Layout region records
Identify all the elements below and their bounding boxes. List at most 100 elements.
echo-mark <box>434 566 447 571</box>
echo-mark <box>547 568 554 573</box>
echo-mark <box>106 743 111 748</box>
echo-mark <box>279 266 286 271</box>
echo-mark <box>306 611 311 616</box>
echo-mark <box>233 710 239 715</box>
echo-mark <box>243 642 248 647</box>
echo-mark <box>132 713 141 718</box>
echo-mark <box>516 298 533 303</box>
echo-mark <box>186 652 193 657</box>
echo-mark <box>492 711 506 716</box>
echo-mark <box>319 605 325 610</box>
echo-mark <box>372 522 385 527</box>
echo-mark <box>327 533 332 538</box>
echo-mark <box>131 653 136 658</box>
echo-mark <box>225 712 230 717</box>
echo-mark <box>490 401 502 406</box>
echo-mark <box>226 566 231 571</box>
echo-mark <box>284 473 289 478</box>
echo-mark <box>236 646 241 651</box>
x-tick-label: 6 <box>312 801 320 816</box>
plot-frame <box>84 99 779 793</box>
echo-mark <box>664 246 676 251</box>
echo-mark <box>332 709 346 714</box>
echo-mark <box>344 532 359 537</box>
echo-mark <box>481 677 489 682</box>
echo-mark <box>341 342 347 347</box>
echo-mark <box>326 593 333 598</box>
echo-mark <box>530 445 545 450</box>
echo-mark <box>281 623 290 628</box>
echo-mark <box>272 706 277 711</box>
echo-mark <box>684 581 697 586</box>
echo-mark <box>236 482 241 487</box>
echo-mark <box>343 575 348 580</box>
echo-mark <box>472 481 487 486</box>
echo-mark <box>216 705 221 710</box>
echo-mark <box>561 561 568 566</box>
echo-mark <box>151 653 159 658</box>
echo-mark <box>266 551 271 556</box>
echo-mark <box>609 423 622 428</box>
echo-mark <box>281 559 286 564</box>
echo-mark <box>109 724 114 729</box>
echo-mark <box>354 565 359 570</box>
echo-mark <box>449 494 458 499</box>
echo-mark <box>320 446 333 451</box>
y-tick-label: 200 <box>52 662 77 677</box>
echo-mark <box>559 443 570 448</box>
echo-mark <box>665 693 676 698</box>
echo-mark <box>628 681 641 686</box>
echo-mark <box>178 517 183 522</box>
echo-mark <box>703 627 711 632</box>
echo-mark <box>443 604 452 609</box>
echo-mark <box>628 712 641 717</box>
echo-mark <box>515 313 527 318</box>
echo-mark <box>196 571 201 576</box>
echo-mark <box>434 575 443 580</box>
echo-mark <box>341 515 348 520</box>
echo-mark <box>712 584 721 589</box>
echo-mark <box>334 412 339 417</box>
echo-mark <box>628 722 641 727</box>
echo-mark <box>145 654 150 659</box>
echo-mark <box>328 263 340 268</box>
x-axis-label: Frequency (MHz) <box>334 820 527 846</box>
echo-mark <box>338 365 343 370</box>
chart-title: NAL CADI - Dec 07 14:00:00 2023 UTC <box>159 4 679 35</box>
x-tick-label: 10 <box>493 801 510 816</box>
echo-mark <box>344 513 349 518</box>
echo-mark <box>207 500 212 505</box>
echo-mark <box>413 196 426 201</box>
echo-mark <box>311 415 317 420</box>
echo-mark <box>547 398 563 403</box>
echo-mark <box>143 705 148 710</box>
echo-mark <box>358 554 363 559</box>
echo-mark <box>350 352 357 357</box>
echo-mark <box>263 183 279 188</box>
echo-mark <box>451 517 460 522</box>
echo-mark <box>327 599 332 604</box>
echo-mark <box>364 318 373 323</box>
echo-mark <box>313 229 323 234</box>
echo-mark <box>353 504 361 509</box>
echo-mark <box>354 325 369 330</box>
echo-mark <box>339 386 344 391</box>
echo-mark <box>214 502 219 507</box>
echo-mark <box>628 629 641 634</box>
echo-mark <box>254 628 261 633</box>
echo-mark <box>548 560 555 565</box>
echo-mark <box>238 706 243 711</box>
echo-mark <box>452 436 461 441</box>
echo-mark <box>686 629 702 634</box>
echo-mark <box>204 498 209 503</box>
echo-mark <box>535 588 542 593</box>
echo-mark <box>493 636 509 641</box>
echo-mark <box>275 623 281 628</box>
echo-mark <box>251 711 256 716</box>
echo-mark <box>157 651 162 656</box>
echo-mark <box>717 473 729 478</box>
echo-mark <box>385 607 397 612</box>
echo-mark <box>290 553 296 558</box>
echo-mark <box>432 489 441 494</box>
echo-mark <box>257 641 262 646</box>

WORK REQUIRED: Reproduce every line of the material above verbatim.

EXERCISE ANSWER:
Identify all the elements below and their bounding boxes. List at most 100 elements.
echo-mark <box>434 566 447 571</box>
echo-mark <box>547 568 554 573</box>
echo-mark <box>106 743 111 748</box>
echo-mark <box>279 266 286 271</box>
echo-mark <box>306 611 311 616</box>
echo-mark <box>233 710 239 715</box>
echo-mark <box>243 642 248 647</box>
echo-mark <box>132 713 141 718</box>
echo-mark <box>516 298 533 303</box>
echo-mark <box>186 652 193 657</box>
echo-mark <box>492 711 506 716</box>
echo-mark <box>319 605 325 610</box>
echo-mark <box>372 522 385 527</box>
echo-mark <box>327 533 332 538</box>
echo-mark <box>131 653 136 658</box>
echo-mark <box>225 712 230 717</box>
echo-mark <box>490 401 502 406</box>
echo-mark <box>226 566 231 571</box>
echo-mark <box>284 473 289 478</box>
echo-mark <box>236 646 241 651</box>
x-tick-label: 6 <box>312 801 320 816</box>
plot-frame <box>84 99 779 793</box>
echo-mark <box>664 246 676 251</box>
echo-mark <box>332 709 346 714</box>
echo-mark <box>344 532 359 537</box>
echo-mark <box>481 677 489 682</box>
echo-mark <box>341 342 347 347</box>
echo-mark <box>326 593 333 598</box>
echo-mark <box>530 445 545 450</box>
echo-mark <box>281 623 290 628</box>
echo-mark <box>272 706 277 711</box>
echo-mark <box>684 581 697 586</box>
echo-mark <box>236 482 241 487</box>
echo-mark <box>343 575 348 580</box>
echo-mark <box>472 481 487 486</box>
echo-mark <box>216 705 221 710</box>
echo-mark <box>561 561 568 566</box>
echo-mark <box>151 653 159 658</box>
echo-mark <box>266 551 271 556</box>
echo-mark <box>609 423 622 428</box>
echo-mark <box>281 559 286 564</box>
echo-mark <box>109 724 114 729</box>
echo-mark <box>354 565 359 570</box>
echo-mark <box>449 494 458 499</box>
echo-mark <box>320 446 333 451</box>
y-tick-label: 200 <box>52 662 77 677</box>
echo-mark <box>559 443 570 448</box>
echo-mark <box>665 693 676 698</box>
echo-mark <box>628 681 641 686</box>
echo-mark <box>178 517 183 522</box>
echo-mark <box>703 627 711 632</box>
echo-mark <box>443 604 452 609</box>
echo-mark <box>628 712 641 717</box>
echo-mark <box>515 313 527 318</box>
echo-mark <box>196 571 201 576</box>
echo-mark <box>434 575 443 580</box>
echo-mark <box>341 515 348 520</box>
echo-mark <box>712 584 721 589</box>
echo-mark <box>334 412 339 417</box>
echo-mark <box>628 722 641 727</box>
echo-mark <box>145 654 150 659</box>
echo-mark <box>328 263 340 268</box>
x-axis-label: Frequency (MHz) <box>334 820 527 846</box>
echo-mark <box>338 365 343 370</box>
chart-title: NAL CADI - Dec 07 14:00:00 2023 UTC <box>159 4 679 35</box>
x-tick-label: 10 <box>493 801 510 816</box>
echo-mark <box>344 513 349 518</box>
echo-mark <box>207 500 212 505</box>
echo-mark <box>413 196 426 201</box>
echo-mark <box>311 415 317 420</box>
echo-mark <box>547 398 563 403</box>
echo-mark <box>143 705 148 710</box>
echo-mark <box>358 554 363 559</box>
echo-mark <box>350 352 357 357</box>
echo-mark <box>263 183 279 188</box>
echo-mark <box>451 517 460 522</box>
echo-mark <box>327 599 332 604</box>
echo-mark <box>364 318 373 323</box>
echo-mark <box>313 229 323 234</box>
echo-mark <box>353 504 361 509</box>
echo-mark <box>354 325 369 330</box>
echo-mark <box>339 386 344 391</box>
echo-mark <box>214 502 219 507</box>
echo-mark <box>628 629 641 634</box>
echo-mark <box>254 628 261 633</box>
echo-mark <box>548 560 555 565</box>
echo-mark <box>238 706 243 711</box>
echo-mark <box>452 436 461 441</box>
echo-mark <box>686 629 702 634</box>
echo-mark <box>204 498 209 503</box>
echo-mark <box>535 588 542 593</box>
echo-mark <box>493 636 509 641</box>
echo-mark <box>275 623 281 628</box>
echo-mark <box>251 711 256 716</box>
echo-mark <box>157 651 162 656</box>
echo-mark <box>717 473 729 478</box>
echo-mark <box>385 607 397 612</box>
echo-mark <box>290 553 296 558</box>
echo-mark <box>432 489 441 494</box>
echo-mark <box>257 641 262 646</box>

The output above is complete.